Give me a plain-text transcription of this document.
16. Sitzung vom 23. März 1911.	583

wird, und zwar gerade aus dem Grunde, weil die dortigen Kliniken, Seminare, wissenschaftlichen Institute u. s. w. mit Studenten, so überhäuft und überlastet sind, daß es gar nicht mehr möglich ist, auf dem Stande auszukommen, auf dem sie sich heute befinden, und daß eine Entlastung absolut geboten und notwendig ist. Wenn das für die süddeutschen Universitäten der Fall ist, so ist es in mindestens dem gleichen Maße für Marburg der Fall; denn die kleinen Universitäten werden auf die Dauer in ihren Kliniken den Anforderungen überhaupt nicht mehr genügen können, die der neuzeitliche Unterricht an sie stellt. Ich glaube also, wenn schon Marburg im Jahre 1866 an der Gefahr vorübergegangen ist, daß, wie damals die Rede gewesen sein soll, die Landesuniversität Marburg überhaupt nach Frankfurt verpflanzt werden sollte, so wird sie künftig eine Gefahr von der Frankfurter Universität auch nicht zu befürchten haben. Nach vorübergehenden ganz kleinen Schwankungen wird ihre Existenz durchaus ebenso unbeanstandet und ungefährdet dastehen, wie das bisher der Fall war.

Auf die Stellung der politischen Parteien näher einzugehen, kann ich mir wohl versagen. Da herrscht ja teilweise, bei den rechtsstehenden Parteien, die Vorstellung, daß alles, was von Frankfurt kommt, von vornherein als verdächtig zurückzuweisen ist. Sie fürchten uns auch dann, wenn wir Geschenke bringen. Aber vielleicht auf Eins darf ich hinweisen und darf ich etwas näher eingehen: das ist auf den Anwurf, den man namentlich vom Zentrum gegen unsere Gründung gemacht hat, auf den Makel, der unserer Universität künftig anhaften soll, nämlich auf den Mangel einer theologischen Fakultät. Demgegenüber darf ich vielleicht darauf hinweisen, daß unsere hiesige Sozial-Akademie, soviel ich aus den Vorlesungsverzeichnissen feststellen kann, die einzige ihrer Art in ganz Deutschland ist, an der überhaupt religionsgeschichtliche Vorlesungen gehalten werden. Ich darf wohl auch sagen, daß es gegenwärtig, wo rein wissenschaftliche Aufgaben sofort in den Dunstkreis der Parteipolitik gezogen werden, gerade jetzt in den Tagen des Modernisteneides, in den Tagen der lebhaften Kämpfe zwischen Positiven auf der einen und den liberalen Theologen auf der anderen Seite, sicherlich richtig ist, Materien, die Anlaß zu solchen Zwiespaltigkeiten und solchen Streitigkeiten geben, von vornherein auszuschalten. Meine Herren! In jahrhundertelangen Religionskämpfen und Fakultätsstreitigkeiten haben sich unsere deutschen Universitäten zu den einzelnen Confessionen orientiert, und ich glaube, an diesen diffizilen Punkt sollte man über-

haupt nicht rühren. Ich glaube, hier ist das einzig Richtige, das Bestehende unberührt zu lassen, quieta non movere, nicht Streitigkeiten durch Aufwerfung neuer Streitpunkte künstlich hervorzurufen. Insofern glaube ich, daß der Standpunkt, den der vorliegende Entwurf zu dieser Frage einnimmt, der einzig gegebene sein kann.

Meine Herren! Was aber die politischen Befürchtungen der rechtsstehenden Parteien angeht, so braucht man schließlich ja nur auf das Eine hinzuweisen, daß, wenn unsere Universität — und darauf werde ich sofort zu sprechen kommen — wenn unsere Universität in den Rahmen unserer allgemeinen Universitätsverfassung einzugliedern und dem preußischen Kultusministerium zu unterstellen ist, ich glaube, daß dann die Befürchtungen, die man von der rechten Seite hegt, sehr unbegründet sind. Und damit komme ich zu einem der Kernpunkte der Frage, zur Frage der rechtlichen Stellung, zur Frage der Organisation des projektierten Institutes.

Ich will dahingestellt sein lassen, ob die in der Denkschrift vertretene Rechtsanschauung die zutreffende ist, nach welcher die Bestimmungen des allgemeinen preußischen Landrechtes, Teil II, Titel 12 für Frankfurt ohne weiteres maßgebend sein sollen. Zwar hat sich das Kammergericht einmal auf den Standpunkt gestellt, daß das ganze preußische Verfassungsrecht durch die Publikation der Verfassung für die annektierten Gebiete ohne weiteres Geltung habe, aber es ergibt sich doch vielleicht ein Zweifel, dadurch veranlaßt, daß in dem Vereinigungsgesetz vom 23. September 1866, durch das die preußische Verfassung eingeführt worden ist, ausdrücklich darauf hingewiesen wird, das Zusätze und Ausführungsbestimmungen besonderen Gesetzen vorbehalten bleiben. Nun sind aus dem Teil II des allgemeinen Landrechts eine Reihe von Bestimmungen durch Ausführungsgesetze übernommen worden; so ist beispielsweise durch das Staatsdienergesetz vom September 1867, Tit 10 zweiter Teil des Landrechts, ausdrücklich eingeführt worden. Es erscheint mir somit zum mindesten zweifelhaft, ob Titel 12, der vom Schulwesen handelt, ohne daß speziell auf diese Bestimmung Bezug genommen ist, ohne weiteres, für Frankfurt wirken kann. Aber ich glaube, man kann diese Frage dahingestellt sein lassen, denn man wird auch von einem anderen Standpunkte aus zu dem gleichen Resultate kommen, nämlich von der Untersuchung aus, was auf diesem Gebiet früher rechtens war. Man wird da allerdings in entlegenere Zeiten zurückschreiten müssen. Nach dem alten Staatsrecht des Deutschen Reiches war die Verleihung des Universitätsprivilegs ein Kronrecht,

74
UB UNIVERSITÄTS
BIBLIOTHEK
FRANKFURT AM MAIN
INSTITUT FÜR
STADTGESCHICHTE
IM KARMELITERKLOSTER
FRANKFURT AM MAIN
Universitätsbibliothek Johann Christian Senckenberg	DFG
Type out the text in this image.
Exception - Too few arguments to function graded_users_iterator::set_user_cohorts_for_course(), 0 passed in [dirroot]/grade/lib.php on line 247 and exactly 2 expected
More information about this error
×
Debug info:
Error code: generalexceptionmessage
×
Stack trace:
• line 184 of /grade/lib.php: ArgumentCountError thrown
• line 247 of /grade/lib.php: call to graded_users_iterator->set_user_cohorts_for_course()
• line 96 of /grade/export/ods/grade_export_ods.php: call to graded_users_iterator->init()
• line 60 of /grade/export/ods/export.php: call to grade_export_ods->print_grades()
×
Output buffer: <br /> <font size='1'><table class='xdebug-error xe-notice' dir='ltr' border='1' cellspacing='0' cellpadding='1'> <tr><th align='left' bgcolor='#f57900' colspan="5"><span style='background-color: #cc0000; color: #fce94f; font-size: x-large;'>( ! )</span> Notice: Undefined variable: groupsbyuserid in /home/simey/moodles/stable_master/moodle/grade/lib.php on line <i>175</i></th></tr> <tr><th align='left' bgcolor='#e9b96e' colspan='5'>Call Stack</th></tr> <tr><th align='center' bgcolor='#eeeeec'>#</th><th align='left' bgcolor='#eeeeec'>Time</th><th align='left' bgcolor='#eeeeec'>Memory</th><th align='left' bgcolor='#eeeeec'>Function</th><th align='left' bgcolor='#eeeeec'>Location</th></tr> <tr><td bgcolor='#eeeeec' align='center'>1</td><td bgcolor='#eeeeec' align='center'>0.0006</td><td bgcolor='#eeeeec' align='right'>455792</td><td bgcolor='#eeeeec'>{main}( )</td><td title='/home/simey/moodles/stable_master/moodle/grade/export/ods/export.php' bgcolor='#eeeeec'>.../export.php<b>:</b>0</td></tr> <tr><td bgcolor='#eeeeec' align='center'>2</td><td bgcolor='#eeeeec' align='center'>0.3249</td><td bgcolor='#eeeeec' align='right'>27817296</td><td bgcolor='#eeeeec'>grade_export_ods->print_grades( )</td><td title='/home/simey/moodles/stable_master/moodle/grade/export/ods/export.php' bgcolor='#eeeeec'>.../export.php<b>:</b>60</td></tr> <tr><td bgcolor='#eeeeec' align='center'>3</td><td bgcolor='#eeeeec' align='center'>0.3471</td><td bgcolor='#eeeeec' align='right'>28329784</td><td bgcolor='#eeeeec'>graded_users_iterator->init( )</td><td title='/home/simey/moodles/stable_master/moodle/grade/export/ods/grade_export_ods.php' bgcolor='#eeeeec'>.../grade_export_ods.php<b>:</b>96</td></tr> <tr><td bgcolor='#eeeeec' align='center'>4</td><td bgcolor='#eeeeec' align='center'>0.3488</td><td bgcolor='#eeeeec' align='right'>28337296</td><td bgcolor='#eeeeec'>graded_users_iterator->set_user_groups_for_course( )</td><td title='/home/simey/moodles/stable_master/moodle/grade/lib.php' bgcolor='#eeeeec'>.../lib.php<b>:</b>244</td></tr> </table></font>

- _WHAT YOU HAVE TO DO_
If a line of the data contains the word "text", count it; say how many such lines there are and nothing else.

- _REPLY TO THE TASK_
2